# GIVEN PROBLEM
Output only the span of lines that begins at the line containing "What does this" and ends at the last line of the data, both included, exactly as they appear.

----------

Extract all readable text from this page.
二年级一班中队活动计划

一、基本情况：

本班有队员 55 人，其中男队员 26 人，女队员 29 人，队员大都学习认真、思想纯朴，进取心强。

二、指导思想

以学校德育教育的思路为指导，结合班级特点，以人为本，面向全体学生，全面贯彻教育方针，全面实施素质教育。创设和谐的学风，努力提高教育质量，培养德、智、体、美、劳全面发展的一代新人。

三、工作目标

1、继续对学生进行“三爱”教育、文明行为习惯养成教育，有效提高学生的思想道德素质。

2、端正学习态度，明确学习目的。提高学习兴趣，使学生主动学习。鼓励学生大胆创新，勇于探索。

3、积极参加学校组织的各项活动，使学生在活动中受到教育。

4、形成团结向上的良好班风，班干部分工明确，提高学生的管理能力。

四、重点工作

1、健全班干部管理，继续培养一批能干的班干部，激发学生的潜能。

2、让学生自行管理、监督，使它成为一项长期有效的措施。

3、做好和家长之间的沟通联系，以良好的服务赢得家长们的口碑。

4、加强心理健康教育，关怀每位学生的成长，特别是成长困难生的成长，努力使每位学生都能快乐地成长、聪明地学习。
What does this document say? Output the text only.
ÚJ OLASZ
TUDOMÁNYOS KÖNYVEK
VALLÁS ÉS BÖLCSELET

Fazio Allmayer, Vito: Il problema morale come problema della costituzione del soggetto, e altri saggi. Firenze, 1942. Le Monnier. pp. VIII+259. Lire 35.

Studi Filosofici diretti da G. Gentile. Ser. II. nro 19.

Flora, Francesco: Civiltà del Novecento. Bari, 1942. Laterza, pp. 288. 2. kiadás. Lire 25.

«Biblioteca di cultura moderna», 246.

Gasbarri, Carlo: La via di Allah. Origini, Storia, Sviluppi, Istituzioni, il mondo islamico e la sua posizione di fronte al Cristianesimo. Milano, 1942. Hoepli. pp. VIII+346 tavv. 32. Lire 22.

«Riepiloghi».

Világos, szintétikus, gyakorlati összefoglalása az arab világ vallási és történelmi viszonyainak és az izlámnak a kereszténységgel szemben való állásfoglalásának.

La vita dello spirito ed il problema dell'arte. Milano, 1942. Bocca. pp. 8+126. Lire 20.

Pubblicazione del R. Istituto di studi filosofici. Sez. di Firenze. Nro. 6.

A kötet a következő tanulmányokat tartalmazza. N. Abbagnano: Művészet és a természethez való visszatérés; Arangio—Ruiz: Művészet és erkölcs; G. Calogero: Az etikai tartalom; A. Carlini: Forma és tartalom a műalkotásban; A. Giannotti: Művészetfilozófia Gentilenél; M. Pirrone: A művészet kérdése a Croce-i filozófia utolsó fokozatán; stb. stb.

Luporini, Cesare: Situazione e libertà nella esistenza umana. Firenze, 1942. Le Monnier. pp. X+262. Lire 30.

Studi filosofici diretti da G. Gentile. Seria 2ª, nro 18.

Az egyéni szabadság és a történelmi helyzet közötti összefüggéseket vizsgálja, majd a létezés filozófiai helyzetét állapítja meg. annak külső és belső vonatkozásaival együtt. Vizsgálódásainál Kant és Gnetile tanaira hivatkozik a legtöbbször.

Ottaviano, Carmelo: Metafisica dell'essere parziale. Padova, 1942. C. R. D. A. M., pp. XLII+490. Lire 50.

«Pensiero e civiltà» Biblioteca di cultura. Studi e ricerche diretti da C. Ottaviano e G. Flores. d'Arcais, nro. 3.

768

----------

# EXPECTED OUTPUT
What does this document say? Output the text only.
ÚJ OLASZ
TUDOMÁNYOS KÖNYVEK
VALLÁS ÉS BÖLCSELET

Fazio Allmayer, Vito: Il problema morale come problema della costituzione del soggetto, e altri saggi. Firenze, 1942. Le Monnier. pp. VIII+259. Lire 35.

Studi Filosofici diretti da G. Gentile. Ser. II. nro 19.

Flora, Francesco: Civiltà del Novecento. Bari, 1942. Laterza, pp. 288. 2. kiadás. Lire 25.

«Biblioteca di cultura moderna», 246.

Gasbarri, Carlo: La via di Allah. Origini, Storia, Sviluppi, Istituzioni, il mondo islamico e la sua posizione di fronte al Cristianesimo. Milano, 1942. Hoepli. pp. VIII+346 tavv. 32. Lire 22.

«Riepiloghi».

Világos, szintétikus, gyakorlati összefoglalása az arab világ vallási és történelmi viszonyainak és az izlámnak a kereszténységgel szemben való állásfoglalásának.

La vita dello spirito ed il problema dell'arte. Milano, 1942. Bocca. pp. 8+126. Lire 20.

Pubblicazione del R. Istituto di studi filosofici. Sez. di Firenze. Nro. 6.

A kötet a következő tanulmányokat tartalmazza. N. Abbagnano: Művészet és a természethez való visszatérés; Arangio—Ruiz: Művészet és erkölcs; G. Calogero: Az etikai tartalom; A. Carlini: Forma és tartalom a műalkotásban; A. Giannotti: Művészetfilozófia Gentilenél; M. Pirrone: A művészet kérdése a Croce-i filozófia utolsó fokozatán; stb. stb.

Luporini, Cesare: Situazione e libertà nella esistenza umana. Firenze, 1942. Le Monnier. pp. X+262. Lire 30.

Studi filosofici diretti da G. Gentile. Seria 2ª, nro 18.

Az egyéni szabadság és a történelmi helyzet közötti összefüggéseket vizsgálja, majd a létezés filozófiai helyzetét állapítja meg. annak külső és belső vonatkozásaival együtt. Vizsgálódásainál Kant és Gnetile tanaira hivatkozik a legtöbbször.

Ottaviano, Carmelo: Metafisica dell'essere parziale. Padova, 1942. C. R. D. A. M., pp. XLII+490. Lire 50.

«Pensiero e civiltà» Biblioteca di cultura. Studi e ricerche diretti da C. Ottaviano e G. Flores. d'Arcais, nro. 3.

768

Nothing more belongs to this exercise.